Seitentext:

════════════════

Zwei Hauptbedeutungen

Die Redeweise „Es ist Tradition, dass …“ bezieht sich in der Regel auf das Überlieferte (traditum), häufig im Sinne von „Es ist seit langer Zeit üblich, dass …“. Umgangssprachlich seltener wird mit „Tradition“ der Überlieferungsvorgang an sich (tradere) bezeichnet. Zur Unterscheidung wird im Deutschen manchmal von „Tradition“ im Sinne von traditum und „Tradierung“ entsprechend dem tradere gesprochen. Diese Unterscheidung verweist auf zwei Hauptbedeutungen von Tradition:

  1. als kulturelles Erbe und
  2. als Tradierung.

Forschungen zum Begriff und zum Verhältnis der beiden Hauptbedeutungen fallen in den Bereich der Traditionstheorie.

Tradition im Sinne eines kulturellen Erbes

Traditionelles Dreschen mit dem Dreschflegel

Unter Tradition wird in der Regel die Überlieferung der Gesamtheit des Wissens, der Fähigkeiten sowie der Sitten und Gebräuche einer Kultur oder einer Gruppe verstanden. Tradition ist in dieser Hinsicht das kulturelle Erbe, das von einer Generation zur nächsten weitergegeben wird. Wissenschaftliches Wissen und handwerkliches Können gehören ebenso dazu, wie Rituale, künstlerische Gestaltungsauffassungen, moralische Regeln und Speiseregeln. Traditionen im Sinne von Brauchtum und kulturellem Erbe begegnen beispielsweise bei Hochzeiten, Dorffesten und im Zusammenhang mit kirchlichen Feiertagen. Auch Alltagsgesten bei Begrüßung und Verabschiedung sind Brauchtumstraditionen. Die Ethnologie untersucht, wie solches Brauchtum konkret entsteht und tradiert wird.

════════════════

Arbeitsauftrag:
Beantworte kurz diese Fragen zum Text über Tradition:
(a) Mit welchem lateinischen Wort wird der Überlieferungsvorgang an sich bezeichnet?
(b) In welchen Bereich fallen Forschungen zum Verhältnis der beiden Hauptbedeutungen?
(c) Welche Disziplin untersucht, wie Brauchtum konkret entsteht und tradiert wird?

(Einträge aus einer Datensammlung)
════════════════

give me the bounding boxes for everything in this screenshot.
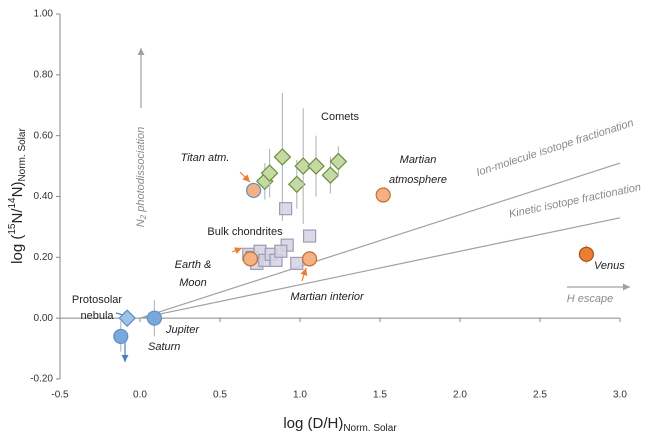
point: [578, 246, 595, 262]
y-tick-label: 0.40: [34, 191, 54, 202]
series-label: atmosphere: [389, 174, 447, 186]
point: [302, 251, 318, 267]
mars-arrow: [300, 267, 308, 282]
point: [273, 148, 292, 166]
series-label: Martian interior: [290, 291, 365, 303]
earth-arrow: [231, 247, 243, 255]
y-tick-label: 0.80: [34, 69, 54, 80]
point: [274, 244, 288, 258]
x-tick-label: 0.0: [133, 390, 147, 401]
y-tick-label: 0.20: [34, 252, 54, 263]
fractionation-line: [139, 217, 621, 319]
titan-arrow: [239, 171, 251, 183]
series-label: Earth &: [175, 259, 212, 271]
series-label: Saturn: [148, 341, 180, 353]
n2-text: N: [135, 219, 147, 227]
y-tick-label: 0.00: [34, 313, 54, 324]
fractionation-line: [139, 162, 621, 319]
x-tick-label: 3.0: [613, 390, 627, 401]
point: [287, 175, 306, 194]
point: [146, 310, 162, 326]
point: [294, 157, 313, 175]
series-label: Bulk chondrites: [207, 226, 283, 238]
line-label: Ion-molecule isotope fractionation: [475, 117, 635, 179]
x-tick-label: -0.5: [51, 390, 69, 401]
y-title-sub: Norm. Solar: [17, 128, 28, 182]
y-title-part: N/: [9, 208, 26, 224]
x-title-sub: Norm. Solar: [343, 423, 397, 434]
n2-annotation: N2 photodissociation: [135, 127, 148, 227]
x-tick-label: 1.0: [293, 390, 307, 401]
h-escape-label: H escape: [567, 293, 613, 305]
point: [113, 328, 129, 345]
series-label: Jupiter: [165, 324, 200, 336]
series-label: Martian: [400, 154, 437, 166]
point: [260, 164, 279, 182]
y-title-sup: 14: [7, 197, 18, 209]
point: [246, 182, 262, 199]
y-title-part: N): [9, 182, 26, 198]
y-title-part: log (: [9, 235, 26, 264]
x-tick-label: 1.5: [373, 390, 387, 401]
point: [290, 256, 304, 271]
series-label: Venus: [594, 260, 625, 272]
point: [307, 157, 325, 175]
x-axis-title: log (D/H)Norm. Solar: [283, 415, 397, 434]
x-tick-label: 2.5: [533, 390, 547, 401]
y-axis-title: log (15N/14N)Norm. Solar: [7, 128, 28, 264]
series-label: Comets: [321, 111, 359, 123]
n2-sub: 2: [139, 214, 148, 220]
series-label: nebula: [80, 310, 114, 322]
line-label: Kinetic isotope fractionation: [508, 181, 642, 220]
point: [329, 152, 348, 171]
y-tick-label: 1.00: [34, 9, 54, 20]
point: [303, 229, 317, 243]
point: [242, 251, 258, 267]
x-tick-label: 2.0: [453, 390, 467, 401]
y-title-sup: 15: [7, 223, 18, 235]
series-label: Protosolar: [72, 294, 122, 306]
point: [279, 202, 293, 216]
series-label: Titan atm.: [181, 152, 230, 164]
n2-rest: photodissociation: [135, 127, 147, 215]
point: [375, 187, 391, 203]
point: [118, 309, 137, 328]
x-tick-label: 0.5: [213, 390, 227, 401]
series-label: Moon: [179, 277, 207, 289]
point: [321, 166, 340, 185]
x-title-main: log (D/H): [283, 415, 343, 432]
y-tick-label: -0.20: [30, 374, 53, 385]
y-tick-label: 0.60: [34, 130, 54, 141]
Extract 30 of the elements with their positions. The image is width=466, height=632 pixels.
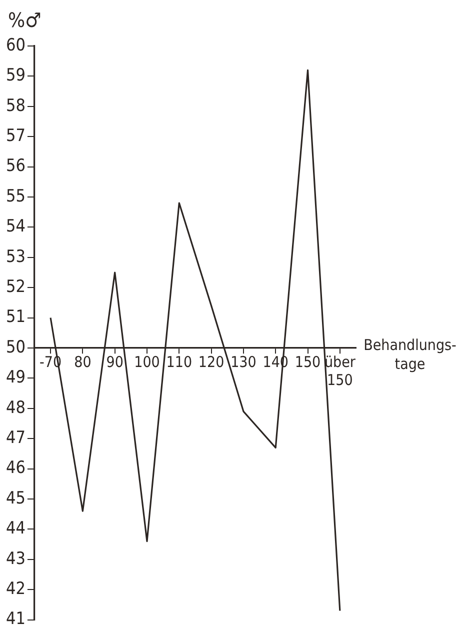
y-tick-label: 52 [6, 277, 26, 298]
y-axis-title: %♂ [8, 8, 42, 32]
y-tick-label: 54 [6, 216, 26, 237]
x-tick-label: 110 [166, 352, 192, 371]
x-tick-label: 100 [134, 352, 160, 371]
y-tick-label: 48 [6, 398, 26, 418]
y-tick-label: 41 [6, 609, 26, 630]
y-tick-label: 59 [6, 66, 26, 86]
y-tick-label: 50 [6, 337, 26, 358]
y-tick-label: 43 [6, 548, 26, 569]
y-tick-label: 56 [6, 156, 26, 176]
x-tick-label: 90 [106, 352, 124, 371]
y-tick-label: 47 [6, 428, 26, 448]
y-tick-label: 58 [6, 96, 26, 116]
y-tick-label: 44 [6, 518, 26, 539]
y-tick-label: 42 [6, 579, 26, 600]
x-tick-label: 120 [198, 352, 224, 371]
x-tick-label: 150 [294, 352, 321, 371]
y-tick-label: 51 [6, 307, 26, 328]
x-tick-label: 80 [74, 352, 92, 371]
y-tick-label: 57 [6, 126, 26, 146]
x-axis-title: Behandlungs-tage [362, 336, 458, 374]
y-tick-label: 53 [6, 246, 26, 267]
y-tick-label: 49 [6, 368, 26, 388]
y-tick-label: 46 [6, 458, 26, 478]
y-tick-label: 60 [6, 35, 26, 56]
y-tick-label: 45 [6, 488, 26, 508]
y-tick-label: 55 [6, 186, 26, 206]
x-tick-label: 130 [230, 352, 256, 371]
x-tick-label: über 150 [324, 352, 356, 389]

════════════════

Antwort:
(a) tradere
(b) Traditionstheorie
(c) Ethnologie